[Aim]
Transcribe the entries that follow exactly as they appear, minus pictures.
┌──
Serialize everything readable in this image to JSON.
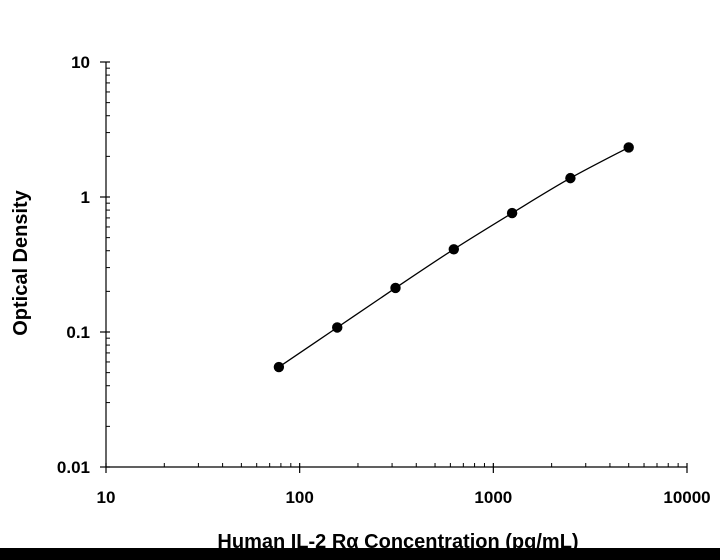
{
  "chart_data": {
    "type": "scatter",
    "title": "",
    "xlabel": "Human IL-2 Rα Concentration (pg/mL)",
    "ylabel": "Optical Density",
    "x_scale": "log",
    "y_scale": "log",
    "xlim": [
      10,
      10000
    ],
    "ylim": [
      0.01,
      10
    ],
    "x_ticks": [
      "10",
      "100",
      "1000",
      "10000"
    ],
    "y_ticks": [
      "0.01",
      "0.1",
      "1",
      "10"
    ],
    "grid": false,
    "legend": "none",
    "series": [
      {
        "x": [
          78.1,
          156.3,
          312.5,
          625,
          1250,
          2500,
          5000
        ],
        "y": [
          0.055,
          0.108,
          0.212,
          0.41,
          0.76,
          1.38,
          2.33
        ],
        "marker": "circle",
        "line": "smooth",
        "color": "#000000"
      }
    ]
  }
}
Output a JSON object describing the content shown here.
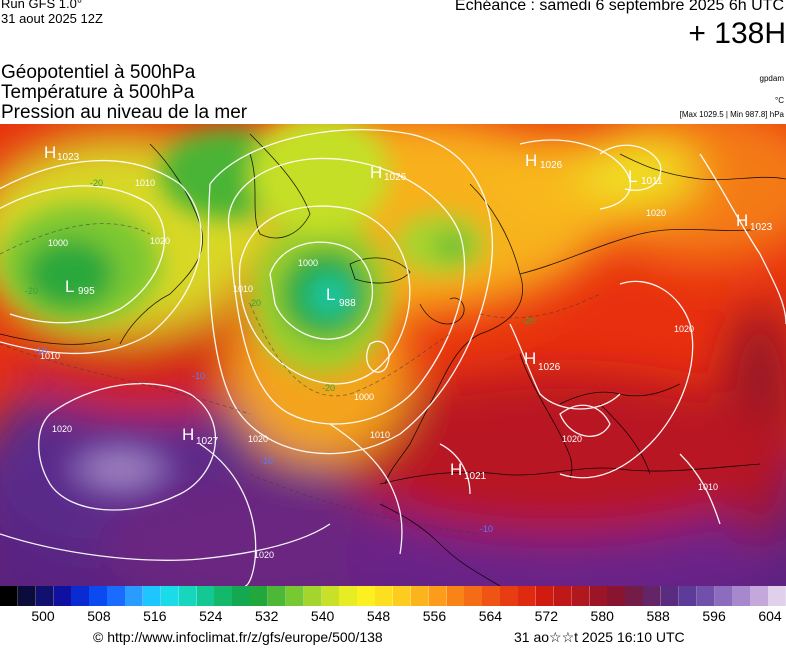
{
  "header": {
    "run_title": "Run GFS 1.0°",
    "run_date": "31 aout 2025 12Z",
    "valid_time": "Echéance : samedi 6 septembre 2025 6h UTC",
    "lead_time": "+ 138H",
    "params": [
      "Géopotentiel à 500hPa",
      "Température à 500hPa",
      "Pression au niveau de la mer"
    ],
    "units_geopotential": "gpdam",
    "units_temperature": "°C",
    "pressure_extremes": "[Max 1029.5 | Min 987.8] hPa"
  },
  "map": {
    "pressure_centers": [
      {
        "type": "H",
        "value": "1023",
        "pos": "north-atlantic-nw"
      },
      {
        "type": "H",
        "value": "1026",
        "pos": "greenland"
      },
      {
        "type": "H",
        "value": "1026",
        "pos": "svalbard"
      },
      {
        "type": "L",
        "value": "1011",
        "pos": "barents-sea"
      },
      {
        "type": "H",
        "value": "1023",
        "pos": "russia-north"
      },
      {
        "type": "L",
        "value": "995",
        "pos": "labrador-sea"
      },
      {
        "type": "L",
        "value": "988",
        "pos": "iceland-south"
      },
      {
        "type": "H",
        "value": "1026",
        "pos": "central-europe"
      },
      {
        "type": "H",
        "value": "1027",
        "pos": "azores"
      },
      {
        "type": "H",
        "value": "1021",
        "pos": "north-africa"
      }
    ],
    "isobar_labels": [
      "1010",
      "1000",
      "1020",
      "1010",
      "1000",
      "1010",
      "1020",
      "1020",
      "1000",
      "1010",
      "1020",
      "1020",
      "1020",
      "1010",
      "1020"
    ],
    "temperature_labels": [
      "-20",
      "-20",
      "-20",
      "-20",
      "-10",
      "-10",
      "-10",
      "-20",
      "-10"
    ]
  },
  "colorbar": {
    "colors": [
      "#000000",
      "#0c0c3c",
      "#10106e",
      "#1010a0",
      "#0a2ad2",
      "#0a4af0",
      "#1a6cff",
      "#2a9cff",
      "#1ec6ff",
      "#1adce8",
      "#16d6be",
      "#14c894",
      "#14b86a",
      "#14a850",
      "#22a83a",
      "#4cb836",
      "#78c832",
      "#a4d42e",
      "#c8e028",
      "#e8ec24",
      "#fcf020",
      "#fce020",
      "#fccc1e",
      "#fcb41c",
      "#fc9c1a",
      "#f88418",
      "#f46c16",
      "#f05414",
      "#e83c12",
      "#e02a10",
      "#d01c10",
      "#c01818",
      "#b01820",
      "#9c1428",
      "#881430",
      "#741c48",
      "#642468",
      "#5a2c80",
      "#5c3c98",
      "#7050aa",
      "#8c6cbc",
      "#a888cc",
      "#c4a8dc",
      "#e0d0ec"
    ],
    "tick_labels": [
      "500",
      "508",
      "516",
      "524",
      "532",
      "540",
      "548",
      "556",
      "564",
      "572",
      "580",
      "588",
      "596",
      "604"
    ]
  },
  "footer": {
    "url": "© http://www.infoclimat.fr/z/gfs/europe/500/138",
    "generated": "31 ao☆☆t 2025 16:10 UTC"
  }
}
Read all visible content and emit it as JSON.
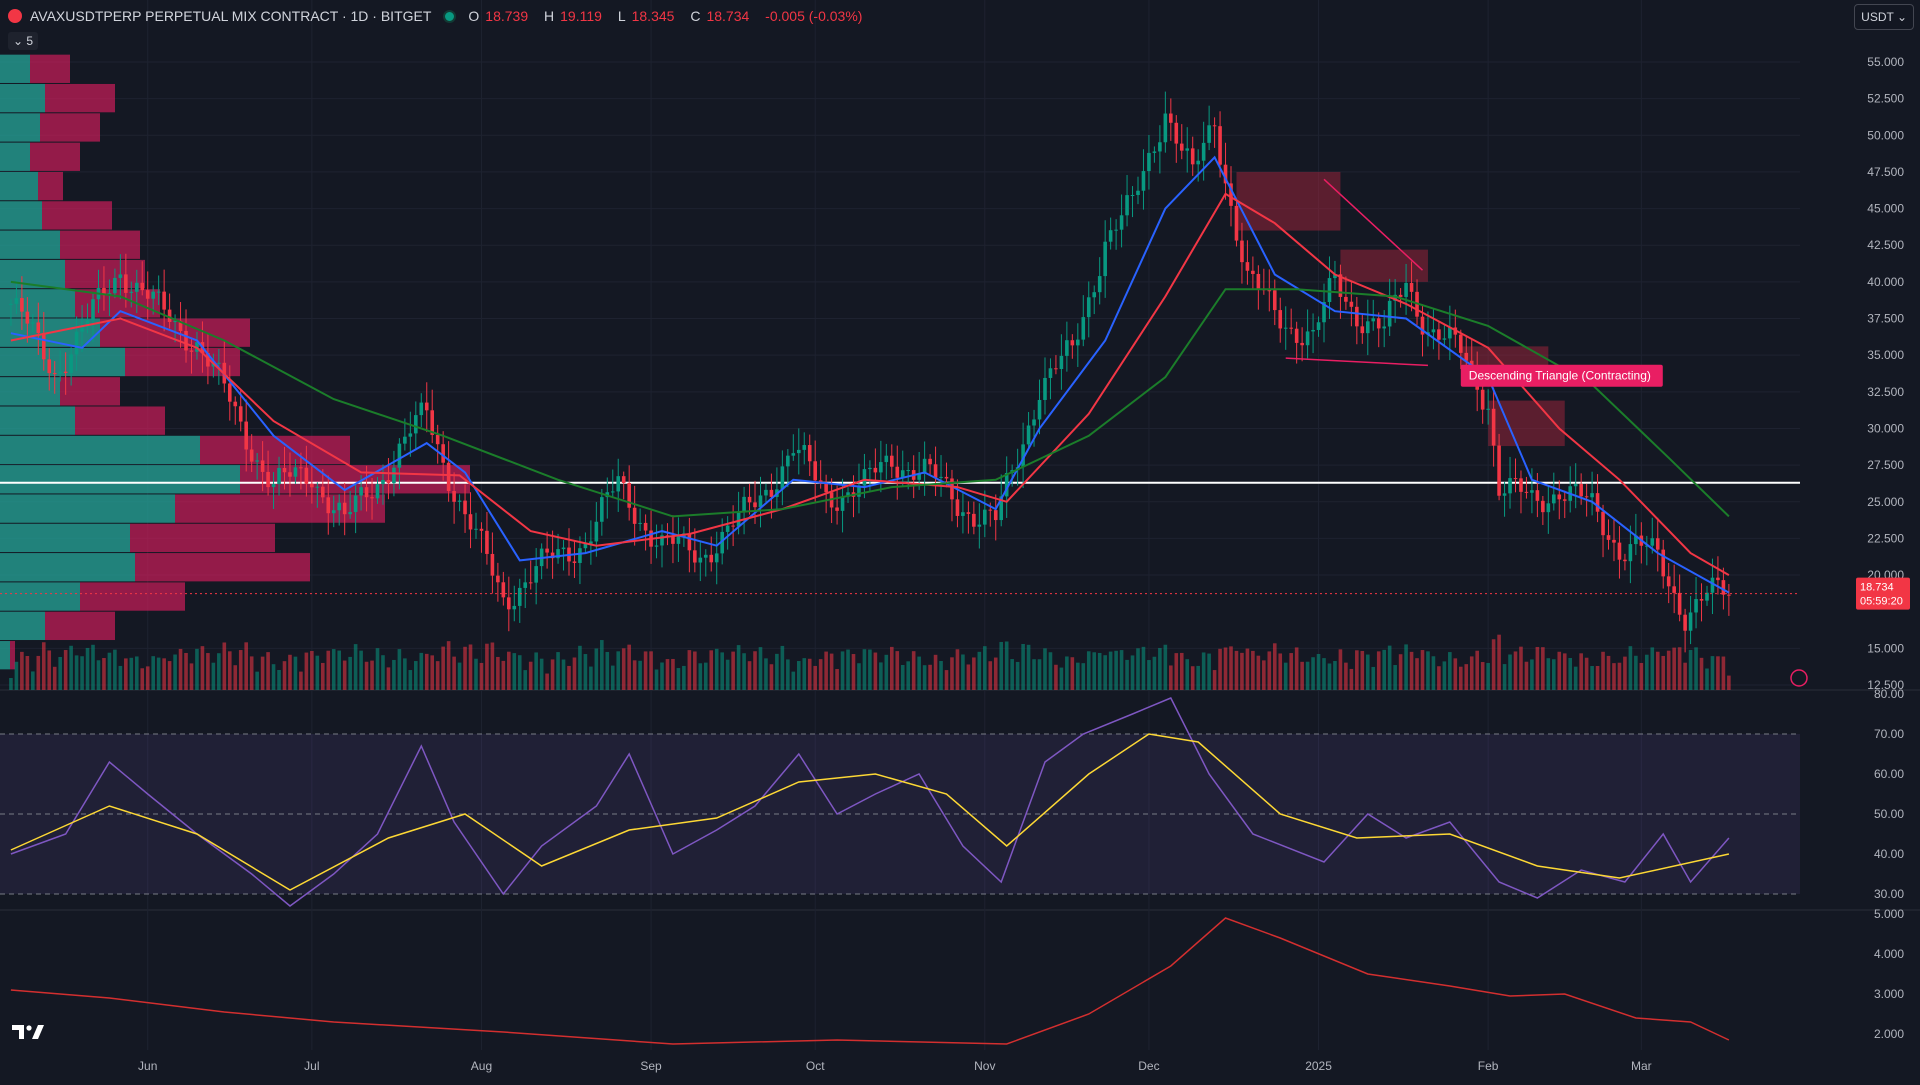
└──
[Final result]
Serialize everything readable in this image to JSON.
{
  "chart_data": {
    "type": "scatter",
    "title": "",
    "xlabel": "Human IL-2 Rα Concentration (pg/mL)",
    "ylabel": "Optical Density",
    "x_scale": "log",
    "y_scale": "log",
    "xlim": [
      10,
      10000
    ],
    "ylim": [
      0.01,
      10
    ],
    "x_ticks": [
      "10",
      "100",
      "1000",
      "10000"
    ],
    "y_ticks": [
      "0.01",
      "0.1",
      "1",
      "10"
    ],
    "grid": false,
    "legend": "none",
    "series": [
      {
        "x": [
          78.1,
          156.3,
          312.5,
          625,
          1250,
          2500,
          5000
        ],
        "y": [
          0.055,
          0.108,
          0.212,
          0.41,
          0.76,
          1.38,
          2.33
        ],
        "marker": "circle",
        "line": "smooth",
        "color": "#000000"
      }
    ]
  }
}
Output a JSON object describing the content shown here.
{
  "header": {
    "run_title": "Run GFS 1.0°",
    "run_date": "31 aout 2025 12Z",
    "valid_time": "Echéance : samedi 6 septembre 2025 6h UTC",
    "lead_time": "+ 138H",
    "params": [
      "Géopotentiel à 500hPa",
      "Température à 500hPa",
      "Pression au niveau de la mer"
    ],
    "units_geopotential": "gpdam",
    "units_temperature": "°C",
    "pressure_extremes": "[Max 1029.5 | Min 987.8] hPa"
  },
  "map": {
    "pressure_centers": [
      {
        "type": "H",
        "value": "1023",
        "pos": "north-atlantic-nw"
      },
      {
        "type": "H",
        "value": "1026",
        "pos": "greenland"
      },
      {
        "type": "H",
        "value": "1026",
        "pos": "svalbard"
      },
      {
        "type": "L",
        "value": "1011",
        "pos": "barents-sea"
      },
      {
        "type": "H",
        "value": "1023",
        "pos": "russia-north"
      },
      {
        "type": "L",
        "value": "995",
        "pos": "labrador-sea"
      },
      {
        "type": "L",
        "value": "988",
        "pos": "iceland-south"
      },
      {
        "type": "H",
        "value": "1026",
        "pos": "central-europe"
      },
      {
        "type": "H",
        "value": "1027",
        "pos": "azores"
      },
      {
        "type": "H",
        "value": "1021",
        "pos": "north-africa"
      }
    ],
    "isobar_labels": [
      "1010",
      "1000",
      "1020",
      "1010",
      "1000",
      "1010",
      "1020",
      "1020",
      "1000",
      "1010",
      "1020",
      "1020",
      "1020",
      "1010",
      "1020"
    ],
    "temperature_labels": [
      "-20",
      "-20",
      "-20",
      "-20",
      "-10",
      "-10",
      "-10",
      "-20",
      "-10"
    ]
  },
  "colorbar": {
    "colors": [
      "#000000",
      "#0c0c3c",
      "#10106e",
      "#1010a0",
      "#0a2ad2",
      "#0a4af0",
      "#1a6cff",
      "#2a9cff",
      "#1ec6ff",
      "#1adce8",
      "#16d6be",
      "#14c894",
      "#14b86a",
      "#14a850",
      "#22a83a",
      "#4cb836",
      "#78c832",
      "#a4d42e",
      "#c8e028",
      "#e8ec24",
      "#fcf020",
      "#fce020",
      "#fccc1e",
      "#fcb41c",
      "#fc9c1a",
      "#f88418",
      "#f46c16",
      "#f05414",
      "#e83c12",
      "#e02a10",
      "#d01c10",
      "#c01818",
      "#b01820",
      "#9c1428",
      "#881430",
      "#741c48",
      "#642468",
      "#5a2c80",
      "#5c3c98",
      "#7050aa",
      "#8c6cbc",
      "#a888cc",
      "#c4a8dc",
      "#e0d0ec"
    ],
    "tick_labels": [
      "500",
      "508",
      "516",
      "524",
      "532",
      "540",
      "548",
      "556",
      "564",
      "572",
      "580",
      "588",
      "596",
      "604"
    ]
  },
  "footer": {
    "url": "© http://www.infoclimat.fr/z/gfs/europe/500/138",
    "generated": "31 ao☆☆t 2025 16:10 UTC"
  }
}
Read all visible content and emit it as JSON.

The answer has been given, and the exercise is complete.